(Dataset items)
>> start
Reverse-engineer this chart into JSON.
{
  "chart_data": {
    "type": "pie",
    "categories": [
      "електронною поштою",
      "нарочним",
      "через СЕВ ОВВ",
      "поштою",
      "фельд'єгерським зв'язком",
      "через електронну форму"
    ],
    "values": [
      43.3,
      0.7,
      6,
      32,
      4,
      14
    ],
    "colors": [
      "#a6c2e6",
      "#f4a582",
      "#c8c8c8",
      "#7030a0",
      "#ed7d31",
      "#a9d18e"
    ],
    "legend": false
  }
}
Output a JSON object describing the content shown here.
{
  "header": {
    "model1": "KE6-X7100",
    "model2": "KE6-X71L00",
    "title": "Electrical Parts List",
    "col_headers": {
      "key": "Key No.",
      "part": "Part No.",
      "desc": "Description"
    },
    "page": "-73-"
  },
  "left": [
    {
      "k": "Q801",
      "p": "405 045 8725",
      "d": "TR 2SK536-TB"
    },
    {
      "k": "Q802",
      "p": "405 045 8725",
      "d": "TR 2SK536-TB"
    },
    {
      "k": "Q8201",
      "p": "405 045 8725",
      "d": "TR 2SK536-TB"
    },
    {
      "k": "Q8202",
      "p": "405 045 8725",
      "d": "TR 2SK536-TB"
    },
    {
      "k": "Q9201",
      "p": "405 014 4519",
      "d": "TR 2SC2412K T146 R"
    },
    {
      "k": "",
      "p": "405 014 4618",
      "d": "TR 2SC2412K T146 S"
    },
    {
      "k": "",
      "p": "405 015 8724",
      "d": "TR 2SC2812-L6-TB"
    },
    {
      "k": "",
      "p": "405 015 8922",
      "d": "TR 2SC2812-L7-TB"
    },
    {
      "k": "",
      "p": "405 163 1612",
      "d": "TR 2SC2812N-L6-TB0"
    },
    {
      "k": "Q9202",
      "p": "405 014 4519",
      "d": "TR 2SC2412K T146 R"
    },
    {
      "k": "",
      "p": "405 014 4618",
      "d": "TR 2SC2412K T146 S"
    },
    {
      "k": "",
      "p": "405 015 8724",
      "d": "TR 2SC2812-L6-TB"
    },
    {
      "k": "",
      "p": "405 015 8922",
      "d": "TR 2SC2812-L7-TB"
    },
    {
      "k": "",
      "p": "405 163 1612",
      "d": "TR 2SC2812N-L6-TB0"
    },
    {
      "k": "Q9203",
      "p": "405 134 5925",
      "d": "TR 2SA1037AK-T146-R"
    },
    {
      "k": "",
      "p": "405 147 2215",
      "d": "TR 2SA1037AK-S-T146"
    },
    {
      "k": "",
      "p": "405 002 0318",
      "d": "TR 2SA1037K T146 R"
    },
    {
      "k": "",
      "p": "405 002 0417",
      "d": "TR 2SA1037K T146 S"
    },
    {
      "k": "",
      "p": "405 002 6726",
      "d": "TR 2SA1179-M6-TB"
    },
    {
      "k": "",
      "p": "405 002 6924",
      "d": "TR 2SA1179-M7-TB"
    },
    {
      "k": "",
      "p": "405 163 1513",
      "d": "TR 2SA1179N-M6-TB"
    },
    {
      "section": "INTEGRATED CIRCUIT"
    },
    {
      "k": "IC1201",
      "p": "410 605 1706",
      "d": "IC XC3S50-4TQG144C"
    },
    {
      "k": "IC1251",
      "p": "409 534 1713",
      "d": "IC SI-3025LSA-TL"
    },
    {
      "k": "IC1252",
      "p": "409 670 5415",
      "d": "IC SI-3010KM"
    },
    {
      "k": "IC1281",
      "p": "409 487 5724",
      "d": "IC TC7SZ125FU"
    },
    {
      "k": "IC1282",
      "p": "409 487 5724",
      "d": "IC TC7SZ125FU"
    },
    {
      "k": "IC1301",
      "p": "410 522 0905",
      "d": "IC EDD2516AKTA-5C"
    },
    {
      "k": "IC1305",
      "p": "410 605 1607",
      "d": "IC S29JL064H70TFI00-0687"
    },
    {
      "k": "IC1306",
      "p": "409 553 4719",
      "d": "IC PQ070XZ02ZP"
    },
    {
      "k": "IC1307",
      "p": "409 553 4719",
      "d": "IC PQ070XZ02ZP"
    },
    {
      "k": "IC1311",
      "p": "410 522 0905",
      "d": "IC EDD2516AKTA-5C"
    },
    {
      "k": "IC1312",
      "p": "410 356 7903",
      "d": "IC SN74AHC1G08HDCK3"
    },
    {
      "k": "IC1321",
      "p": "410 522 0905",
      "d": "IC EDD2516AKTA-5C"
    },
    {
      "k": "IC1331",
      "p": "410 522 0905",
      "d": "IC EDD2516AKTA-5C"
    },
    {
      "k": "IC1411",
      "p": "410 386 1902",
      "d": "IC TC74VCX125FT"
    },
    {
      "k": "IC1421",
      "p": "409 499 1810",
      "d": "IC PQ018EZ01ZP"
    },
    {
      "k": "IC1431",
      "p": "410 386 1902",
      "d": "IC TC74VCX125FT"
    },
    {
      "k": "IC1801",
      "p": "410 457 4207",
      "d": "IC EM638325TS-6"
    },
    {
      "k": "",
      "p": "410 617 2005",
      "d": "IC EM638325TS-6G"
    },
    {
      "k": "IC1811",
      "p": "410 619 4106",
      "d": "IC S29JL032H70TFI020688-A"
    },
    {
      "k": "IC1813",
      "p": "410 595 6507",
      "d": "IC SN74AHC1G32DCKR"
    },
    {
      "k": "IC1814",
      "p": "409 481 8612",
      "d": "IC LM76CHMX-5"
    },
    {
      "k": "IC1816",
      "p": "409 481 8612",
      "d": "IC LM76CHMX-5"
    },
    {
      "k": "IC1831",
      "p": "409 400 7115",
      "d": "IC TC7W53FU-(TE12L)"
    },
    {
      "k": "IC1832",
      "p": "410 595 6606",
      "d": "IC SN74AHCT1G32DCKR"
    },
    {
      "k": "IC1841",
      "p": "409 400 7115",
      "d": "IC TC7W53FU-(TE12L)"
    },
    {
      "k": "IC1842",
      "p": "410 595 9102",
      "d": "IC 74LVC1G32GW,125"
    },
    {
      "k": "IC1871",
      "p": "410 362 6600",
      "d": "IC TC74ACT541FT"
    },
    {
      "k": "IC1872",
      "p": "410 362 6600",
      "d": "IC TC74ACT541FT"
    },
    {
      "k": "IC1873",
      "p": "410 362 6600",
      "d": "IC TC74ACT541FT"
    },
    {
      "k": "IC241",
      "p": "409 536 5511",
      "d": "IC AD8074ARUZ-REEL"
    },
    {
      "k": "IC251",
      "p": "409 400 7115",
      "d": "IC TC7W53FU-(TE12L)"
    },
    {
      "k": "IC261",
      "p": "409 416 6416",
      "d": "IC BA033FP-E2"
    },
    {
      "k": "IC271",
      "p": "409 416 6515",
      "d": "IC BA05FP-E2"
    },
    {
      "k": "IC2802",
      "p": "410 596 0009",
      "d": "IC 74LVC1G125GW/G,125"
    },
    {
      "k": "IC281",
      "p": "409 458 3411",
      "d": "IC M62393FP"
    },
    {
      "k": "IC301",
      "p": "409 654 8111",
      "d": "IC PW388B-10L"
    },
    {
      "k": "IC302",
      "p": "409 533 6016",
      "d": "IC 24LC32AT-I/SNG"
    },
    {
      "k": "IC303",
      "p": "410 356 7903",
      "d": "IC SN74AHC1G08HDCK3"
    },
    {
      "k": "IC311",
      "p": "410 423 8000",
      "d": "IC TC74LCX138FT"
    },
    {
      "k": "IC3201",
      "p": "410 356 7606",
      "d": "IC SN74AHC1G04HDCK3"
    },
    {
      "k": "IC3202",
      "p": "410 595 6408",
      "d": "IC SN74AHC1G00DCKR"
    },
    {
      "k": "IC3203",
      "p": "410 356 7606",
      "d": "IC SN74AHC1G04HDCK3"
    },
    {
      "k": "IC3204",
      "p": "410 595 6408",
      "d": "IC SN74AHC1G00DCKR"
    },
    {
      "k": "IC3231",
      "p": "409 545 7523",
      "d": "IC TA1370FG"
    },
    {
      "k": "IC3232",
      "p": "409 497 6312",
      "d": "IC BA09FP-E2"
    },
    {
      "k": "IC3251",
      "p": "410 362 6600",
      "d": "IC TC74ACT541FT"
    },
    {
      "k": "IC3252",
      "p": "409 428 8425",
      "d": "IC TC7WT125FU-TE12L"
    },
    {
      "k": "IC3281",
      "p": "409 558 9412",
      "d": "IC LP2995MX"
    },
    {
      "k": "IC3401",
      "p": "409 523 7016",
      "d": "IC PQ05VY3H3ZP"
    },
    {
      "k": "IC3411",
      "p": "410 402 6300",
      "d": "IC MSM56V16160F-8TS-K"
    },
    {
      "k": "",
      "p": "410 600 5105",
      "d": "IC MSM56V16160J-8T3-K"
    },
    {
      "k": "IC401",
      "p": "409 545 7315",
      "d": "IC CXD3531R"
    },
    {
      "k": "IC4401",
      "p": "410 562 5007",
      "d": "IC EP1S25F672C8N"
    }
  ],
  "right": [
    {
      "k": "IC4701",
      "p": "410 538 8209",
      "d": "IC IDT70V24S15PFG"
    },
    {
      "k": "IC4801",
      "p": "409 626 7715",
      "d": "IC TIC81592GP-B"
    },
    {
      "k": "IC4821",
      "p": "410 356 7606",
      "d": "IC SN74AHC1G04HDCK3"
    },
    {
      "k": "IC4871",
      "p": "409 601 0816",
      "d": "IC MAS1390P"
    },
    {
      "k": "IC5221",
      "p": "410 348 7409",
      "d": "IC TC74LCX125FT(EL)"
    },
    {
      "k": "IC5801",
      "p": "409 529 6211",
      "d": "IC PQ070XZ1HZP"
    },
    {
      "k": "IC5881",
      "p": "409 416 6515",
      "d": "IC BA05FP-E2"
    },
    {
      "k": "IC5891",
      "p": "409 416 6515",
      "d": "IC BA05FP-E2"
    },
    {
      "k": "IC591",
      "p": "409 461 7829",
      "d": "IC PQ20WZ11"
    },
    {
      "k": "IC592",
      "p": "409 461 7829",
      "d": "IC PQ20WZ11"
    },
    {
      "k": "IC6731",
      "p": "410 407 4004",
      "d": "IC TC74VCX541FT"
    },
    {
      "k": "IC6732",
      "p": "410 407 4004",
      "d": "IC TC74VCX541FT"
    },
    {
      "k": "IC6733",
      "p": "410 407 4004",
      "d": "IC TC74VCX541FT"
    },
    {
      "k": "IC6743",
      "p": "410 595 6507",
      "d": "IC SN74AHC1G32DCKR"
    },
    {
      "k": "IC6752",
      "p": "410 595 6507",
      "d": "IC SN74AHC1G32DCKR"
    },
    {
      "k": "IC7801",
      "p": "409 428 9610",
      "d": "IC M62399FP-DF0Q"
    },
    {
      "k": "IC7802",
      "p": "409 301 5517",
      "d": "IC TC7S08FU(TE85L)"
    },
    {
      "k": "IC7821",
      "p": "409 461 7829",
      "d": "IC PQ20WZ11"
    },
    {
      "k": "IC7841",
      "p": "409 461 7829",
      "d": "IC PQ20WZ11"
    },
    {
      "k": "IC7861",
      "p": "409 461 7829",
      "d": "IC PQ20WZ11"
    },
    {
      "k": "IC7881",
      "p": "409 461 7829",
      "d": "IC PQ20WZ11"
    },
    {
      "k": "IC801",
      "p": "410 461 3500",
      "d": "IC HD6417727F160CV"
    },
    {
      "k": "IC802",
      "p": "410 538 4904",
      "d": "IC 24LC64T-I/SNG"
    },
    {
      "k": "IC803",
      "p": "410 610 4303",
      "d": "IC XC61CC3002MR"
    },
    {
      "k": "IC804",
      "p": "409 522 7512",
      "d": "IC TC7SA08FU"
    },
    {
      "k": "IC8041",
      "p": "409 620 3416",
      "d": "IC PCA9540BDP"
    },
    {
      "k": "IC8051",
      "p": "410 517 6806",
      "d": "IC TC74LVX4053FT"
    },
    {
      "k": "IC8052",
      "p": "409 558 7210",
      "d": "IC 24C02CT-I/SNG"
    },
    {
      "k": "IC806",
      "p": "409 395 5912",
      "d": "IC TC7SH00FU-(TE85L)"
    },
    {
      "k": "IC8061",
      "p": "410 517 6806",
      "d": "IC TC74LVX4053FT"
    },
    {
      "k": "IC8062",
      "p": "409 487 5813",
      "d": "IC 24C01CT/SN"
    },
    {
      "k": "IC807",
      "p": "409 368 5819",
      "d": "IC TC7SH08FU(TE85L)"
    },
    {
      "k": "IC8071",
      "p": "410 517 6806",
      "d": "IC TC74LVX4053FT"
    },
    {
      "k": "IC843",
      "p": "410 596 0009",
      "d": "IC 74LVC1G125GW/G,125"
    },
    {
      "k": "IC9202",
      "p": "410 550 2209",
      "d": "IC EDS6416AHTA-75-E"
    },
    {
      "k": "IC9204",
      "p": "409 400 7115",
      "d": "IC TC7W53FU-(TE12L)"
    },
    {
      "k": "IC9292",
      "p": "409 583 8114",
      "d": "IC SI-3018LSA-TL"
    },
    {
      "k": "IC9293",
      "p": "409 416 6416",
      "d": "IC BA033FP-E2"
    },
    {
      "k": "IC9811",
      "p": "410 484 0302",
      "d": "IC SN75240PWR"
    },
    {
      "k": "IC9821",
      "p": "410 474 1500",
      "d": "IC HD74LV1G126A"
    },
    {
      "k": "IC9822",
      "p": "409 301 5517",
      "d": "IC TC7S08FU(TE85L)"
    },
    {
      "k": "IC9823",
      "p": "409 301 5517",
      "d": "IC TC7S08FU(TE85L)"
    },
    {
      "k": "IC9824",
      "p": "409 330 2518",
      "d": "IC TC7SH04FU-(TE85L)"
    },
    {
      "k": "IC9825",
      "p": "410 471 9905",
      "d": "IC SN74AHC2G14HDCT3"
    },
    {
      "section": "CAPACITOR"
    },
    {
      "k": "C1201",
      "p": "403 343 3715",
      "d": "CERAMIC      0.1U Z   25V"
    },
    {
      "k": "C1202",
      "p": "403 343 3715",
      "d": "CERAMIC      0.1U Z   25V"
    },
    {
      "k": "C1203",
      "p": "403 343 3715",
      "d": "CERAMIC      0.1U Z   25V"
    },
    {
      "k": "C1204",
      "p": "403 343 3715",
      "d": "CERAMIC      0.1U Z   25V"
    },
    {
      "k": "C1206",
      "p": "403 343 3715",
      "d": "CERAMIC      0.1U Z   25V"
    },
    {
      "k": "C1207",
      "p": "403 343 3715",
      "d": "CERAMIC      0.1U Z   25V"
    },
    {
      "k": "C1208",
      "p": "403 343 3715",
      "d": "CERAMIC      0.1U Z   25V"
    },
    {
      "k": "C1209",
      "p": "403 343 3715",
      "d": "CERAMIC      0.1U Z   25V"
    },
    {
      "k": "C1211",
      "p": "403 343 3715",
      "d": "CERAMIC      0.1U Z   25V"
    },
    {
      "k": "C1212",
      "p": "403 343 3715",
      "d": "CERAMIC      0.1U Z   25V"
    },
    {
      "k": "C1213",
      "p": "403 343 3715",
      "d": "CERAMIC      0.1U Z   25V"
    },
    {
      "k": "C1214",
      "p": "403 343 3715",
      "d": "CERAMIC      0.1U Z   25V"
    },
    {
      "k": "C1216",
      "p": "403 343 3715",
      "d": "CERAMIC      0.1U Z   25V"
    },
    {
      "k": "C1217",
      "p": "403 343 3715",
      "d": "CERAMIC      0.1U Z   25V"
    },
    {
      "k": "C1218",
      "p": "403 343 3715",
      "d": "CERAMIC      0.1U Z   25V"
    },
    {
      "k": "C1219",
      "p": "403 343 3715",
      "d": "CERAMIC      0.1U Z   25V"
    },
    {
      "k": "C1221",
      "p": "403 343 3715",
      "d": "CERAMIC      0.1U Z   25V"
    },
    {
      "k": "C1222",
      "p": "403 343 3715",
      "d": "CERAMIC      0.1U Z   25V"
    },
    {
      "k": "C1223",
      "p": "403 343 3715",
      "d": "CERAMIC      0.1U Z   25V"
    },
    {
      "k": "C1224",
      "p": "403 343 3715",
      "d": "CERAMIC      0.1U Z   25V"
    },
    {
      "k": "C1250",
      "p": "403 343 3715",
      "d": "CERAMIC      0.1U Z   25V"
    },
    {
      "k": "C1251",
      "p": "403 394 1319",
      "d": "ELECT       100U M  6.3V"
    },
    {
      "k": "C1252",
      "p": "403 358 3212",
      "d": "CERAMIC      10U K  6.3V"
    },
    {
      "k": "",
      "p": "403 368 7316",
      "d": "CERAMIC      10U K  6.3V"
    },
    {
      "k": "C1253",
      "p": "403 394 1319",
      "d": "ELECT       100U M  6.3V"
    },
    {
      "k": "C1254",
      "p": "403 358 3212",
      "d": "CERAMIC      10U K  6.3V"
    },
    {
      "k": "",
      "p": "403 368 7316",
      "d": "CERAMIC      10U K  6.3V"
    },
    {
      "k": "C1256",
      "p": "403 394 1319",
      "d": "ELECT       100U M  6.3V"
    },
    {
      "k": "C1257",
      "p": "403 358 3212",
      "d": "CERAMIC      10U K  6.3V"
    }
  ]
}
>> end
Stated task
Copy each line above that contains the word "section".

Result
      "section": "INTEGRATED CIRCUIT"
      "section": "CAPACITOR"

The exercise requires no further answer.